- _EXERCISE INSTRUCTIONS_: Every line of the entries below that carries the string "Fuente" should be copied.

- _Stored dataset items_:
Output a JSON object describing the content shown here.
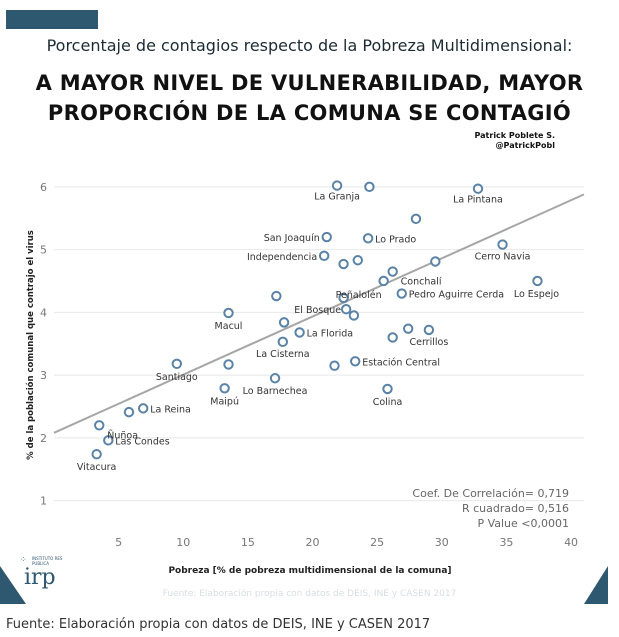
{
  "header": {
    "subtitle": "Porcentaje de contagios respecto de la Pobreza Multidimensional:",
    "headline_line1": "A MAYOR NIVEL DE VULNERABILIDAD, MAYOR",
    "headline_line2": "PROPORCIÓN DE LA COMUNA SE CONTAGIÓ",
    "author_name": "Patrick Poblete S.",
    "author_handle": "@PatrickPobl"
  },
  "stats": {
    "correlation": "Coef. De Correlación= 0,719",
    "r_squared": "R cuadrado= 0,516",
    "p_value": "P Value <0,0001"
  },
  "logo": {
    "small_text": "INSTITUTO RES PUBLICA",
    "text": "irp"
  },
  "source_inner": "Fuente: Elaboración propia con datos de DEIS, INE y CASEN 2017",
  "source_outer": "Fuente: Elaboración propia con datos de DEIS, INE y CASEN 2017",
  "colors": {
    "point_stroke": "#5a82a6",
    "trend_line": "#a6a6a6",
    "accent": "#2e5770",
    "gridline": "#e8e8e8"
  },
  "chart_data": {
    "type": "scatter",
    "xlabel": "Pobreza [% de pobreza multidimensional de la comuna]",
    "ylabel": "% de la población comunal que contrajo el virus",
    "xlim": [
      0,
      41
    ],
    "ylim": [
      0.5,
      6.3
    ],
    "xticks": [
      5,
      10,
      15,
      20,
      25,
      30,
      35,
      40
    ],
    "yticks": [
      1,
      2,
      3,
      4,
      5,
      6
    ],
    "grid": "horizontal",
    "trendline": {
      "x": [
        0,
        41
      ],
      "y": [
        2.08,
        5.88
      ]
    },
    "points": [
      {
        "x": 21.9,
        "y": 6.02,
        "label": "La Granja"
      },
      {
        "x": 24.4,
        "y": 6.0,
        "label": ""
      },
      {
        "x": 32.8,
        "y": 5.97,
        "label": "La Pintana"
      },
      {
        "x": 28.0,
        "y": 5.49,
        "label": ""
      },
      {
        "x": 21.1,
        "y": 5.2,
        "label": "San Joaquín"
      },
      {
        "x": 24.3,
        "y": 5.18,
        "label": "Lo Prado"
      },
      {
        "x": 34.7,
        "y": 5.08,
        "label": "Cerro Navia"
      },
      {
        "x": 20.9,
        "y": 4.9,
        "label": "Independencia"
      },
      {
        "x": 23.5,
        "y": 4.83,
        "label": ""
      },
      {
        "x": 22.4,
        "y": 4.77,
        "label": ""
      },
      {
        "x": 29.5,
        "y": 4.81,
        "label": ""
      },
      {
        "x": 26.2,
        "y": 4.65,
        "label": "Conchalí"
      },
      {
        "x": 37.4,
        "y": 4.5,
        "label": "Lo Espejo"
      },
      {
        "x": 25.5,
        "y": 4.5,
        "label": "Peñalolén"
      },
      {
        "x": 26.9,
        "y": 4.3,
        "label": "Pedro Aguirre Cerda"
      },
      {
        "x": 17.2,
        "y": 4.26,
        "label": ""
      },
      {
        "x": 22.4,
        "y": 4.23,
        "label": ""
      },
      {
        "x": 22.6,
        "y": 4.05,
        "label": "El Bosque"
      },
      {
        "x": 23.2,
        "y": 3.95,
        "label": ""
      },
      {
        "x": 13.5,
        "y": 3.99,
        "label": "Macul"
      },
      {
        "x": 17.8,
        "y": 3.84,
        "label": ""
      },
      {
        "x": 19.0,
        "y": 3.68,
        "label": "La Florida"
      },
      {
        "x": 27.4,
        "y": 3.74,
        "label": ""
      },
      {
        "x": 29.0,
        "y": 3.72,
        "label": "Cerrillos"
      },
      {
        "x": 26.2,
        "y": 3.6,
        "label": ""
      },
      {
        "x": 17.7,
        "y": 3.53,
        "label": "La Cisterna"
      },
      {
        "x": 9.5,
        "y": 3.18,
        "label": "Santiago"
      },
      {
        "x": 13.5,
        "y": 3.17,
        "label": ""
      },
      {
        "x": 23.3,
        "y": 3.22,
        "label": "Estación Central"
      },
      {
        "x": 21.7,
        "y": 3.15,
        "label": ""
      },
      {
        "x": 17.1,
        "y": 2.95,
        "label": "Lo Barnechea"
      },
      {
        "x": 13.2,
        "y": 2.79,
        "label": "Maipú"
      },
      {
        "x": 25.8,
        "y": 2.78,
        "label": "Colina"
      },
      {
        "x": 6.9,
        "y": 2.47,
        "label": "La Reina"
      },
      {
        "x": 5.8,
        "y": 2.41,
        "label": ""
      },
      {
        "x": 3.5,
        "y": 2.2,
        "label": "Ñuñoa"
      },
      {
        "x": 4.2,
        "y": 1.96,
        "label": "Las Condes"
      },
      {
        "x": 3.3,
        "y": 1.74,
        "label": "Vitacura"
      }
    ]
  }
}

- _WRITTEN ANSWER_:
  "source_inner": "Fuente: Elaboración propia con datos de DEIS, INE y CASEN 2017",
  "source_outer": "Fuente: Elaboración propia con datos de DEIS, INE y CASEN 2017",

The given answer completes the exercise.